# The exercise
Without the pictures, return each record as it appears.

__________

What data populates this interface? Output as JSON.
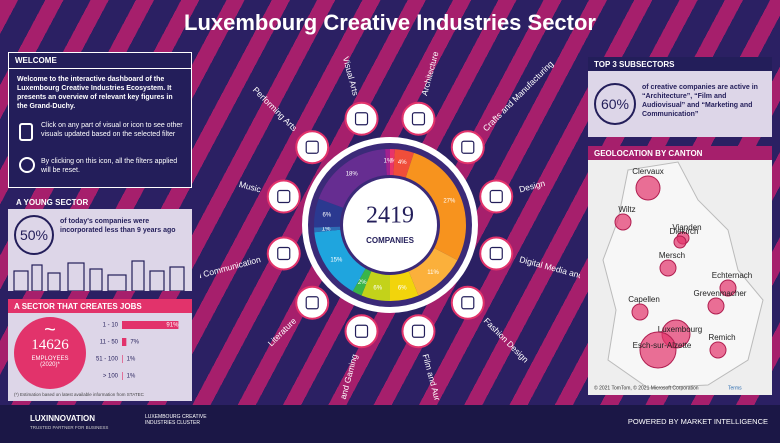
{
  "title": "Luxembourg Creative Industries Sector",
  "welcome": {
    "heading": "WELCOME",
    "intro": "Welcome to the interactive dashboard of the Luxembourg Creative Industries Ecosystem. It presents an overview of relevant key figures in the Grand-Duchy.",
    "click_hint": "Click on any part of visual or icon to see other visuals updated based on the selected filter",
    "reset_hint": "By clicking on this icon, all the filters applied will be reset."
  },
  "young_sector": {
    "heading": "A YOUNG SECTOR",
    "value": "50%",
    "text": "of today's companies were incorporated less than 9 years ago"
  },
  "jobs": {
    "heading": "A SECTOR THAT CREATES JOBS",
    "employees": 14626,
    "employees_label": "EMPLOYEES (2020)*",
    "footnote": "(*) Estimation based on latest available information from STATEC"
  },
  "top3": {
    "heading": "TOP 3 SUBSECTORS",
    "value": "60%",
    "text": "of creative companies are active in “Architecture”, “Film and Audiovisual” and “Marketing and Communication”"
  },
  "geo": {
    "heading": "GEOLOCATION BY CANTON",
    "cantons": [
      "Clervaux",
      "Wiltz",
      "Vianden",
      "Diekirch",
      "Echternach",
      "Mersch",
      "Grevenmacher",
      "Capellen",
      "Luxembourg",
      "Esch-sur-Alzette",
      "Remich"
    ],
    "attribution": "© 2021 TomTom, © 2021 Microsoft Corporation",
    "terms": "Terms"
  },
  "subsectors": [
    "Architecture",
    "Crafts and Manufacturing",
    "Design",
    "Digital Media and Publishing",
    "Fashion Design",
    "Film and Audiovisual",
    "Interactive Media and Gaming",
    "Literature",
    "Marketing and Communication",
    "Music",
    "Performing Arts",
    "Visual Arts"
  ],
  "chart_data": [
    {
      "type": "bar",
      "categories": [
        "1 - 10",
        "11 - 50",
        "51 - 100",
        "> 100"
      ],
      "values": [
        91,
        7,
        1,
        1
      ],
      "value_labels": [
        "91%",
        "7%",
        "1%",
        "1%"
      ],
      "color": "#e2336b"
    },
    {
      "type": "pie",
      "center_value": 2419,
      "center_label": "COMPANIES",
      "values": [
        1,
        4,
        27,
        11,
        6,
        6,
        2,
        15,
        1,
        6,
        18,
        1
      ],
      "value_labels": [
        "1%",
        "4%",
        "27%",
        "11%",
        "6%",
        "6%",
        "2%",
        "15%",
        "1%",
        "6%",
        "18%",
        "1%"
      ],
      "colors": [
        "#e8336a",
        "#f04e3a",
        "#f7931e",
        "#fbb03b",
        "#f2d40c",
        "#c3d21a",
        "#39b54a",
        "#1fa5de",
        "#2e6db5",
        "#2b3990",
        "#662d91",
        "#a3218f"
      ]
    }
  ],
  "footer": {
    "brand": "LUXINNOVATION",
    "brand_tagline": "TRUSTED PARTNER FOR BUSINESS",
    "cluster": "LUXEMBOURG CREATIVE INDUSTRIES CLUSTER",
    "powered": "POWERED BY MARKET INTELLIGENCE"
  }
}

__________

# Response
What data populates this interface? Output as JSON.
{
  "title": "Luxembourg Creative Industries Sector",
  "welcome": {
    "heading": "WELCOME",
    "intro": "Welcome to the interactive dashboard of the Luxembourg Creative Industries Ecosystem. It presents an overview of relevant key figures in the Grand-Duchy.",
    "click_hint": "Click on any part of visual or icon to see other visuals updated based on the selected filter",
    "reset_hint": "By clicking on this icon, all the filters applied will be reset."
  },
  "young_sector": {
    "heading": "A YOUNG SECTOR",
    "value": "50%",
    "text": "of today's companies were incorporated less than 9 years ago"
  },
  "jobs": {
    "heading": "A SECTOR THAT CREATES JOBS",
    "employees": 14626,
    "employees_label": "EMPLOYEES (2020)*",
    "footnote": "(*) Estimation based on latest available information from STATEC"
  },
  "top3": {
    "heading": "TOP 3 SUBSECTORS",
    "value": "60%",
    "text": "of creative companies are active in “Architecture”, “Film and Audiovisual” and “Marketing and Communication”"
  },
  "geo": {
    "heading": "GEOLOCATION BY CANTON",
    "cantons": [
      "Clervaux",
      "Wiltz",
      "Vianden",
      "Diekirch",
      "Echternach",
      "Mersch",
      "Grevenmacher",
      "Capellen",
      "Luxembourg",
      "Esch-sur-Alzette",
      "Remich"
    ],
    "attribution": "© 2021 TomTom, © 2021 Microsoft Corporation",
    "terms": "Terms"
  },
  "subsectors": [
    "Architecture",
    "Crafts and Manufacturing",
    "Design",
    "Digital Media and Publishing",
    "Fashion Design",
    "Film and Audiovisual",
    "Interactive Media and Gaming",
    "Literature",
    "Marketing and Communication",
    "Music",
    "Performing Arts",
    "Visual Arts"
  ],
  "chart_data": [
    {
      "type": "bar",
      "categories": [
        "1 - 10",
        "11 - 50",
        "51 - 100",
        "> 100"
      ],
      "values": [
        91,
        7,
        1,
        1
      ],
      "value_labels": [
        "91%",
        "7%",
        "1%",
        "1%"
      ],
      "color": "#e2336b"
    },
    {
      "type": "pie",
      "center_value": 2419,
      "center_label": "COMPANIES",
      "values": [
        1,
        4,
        27,
        11,
        6,
        6,
        2,
        15,
        1,
        6,
        18,
        1
      ],
      "value_labels": [
        "1%",
        "4%",
        "27%",
        "11%",
        "6%",
        "6%",
        "2%",
        "15%",
        "1%",
        "6%",
        "18%",
        "1%"
      ],
      "colors": [
        "#e8336a",
        "#f04e3a",
        "#f7931e",
        "#fbb03b",
        "#f2d40c",
        "#c3d21a",
        "#39b54a",
        "#1fa5de",
        "#2e6db5",
        "#2b3990",
        "#662d91",
        "#a3218f"
      ]
    }
  ],
  "footer": {
    "brand": "LUXINNOVATION",
    "brand_tagline": "TRUSTED PARTNER FOR BUSINESS",
    "cluster": "LUXEMBOURG CREATIVE INDUSTRIES CLUSTER",
    "powered": "POWERED BY MARKET INTELLIGENCE"
  }
}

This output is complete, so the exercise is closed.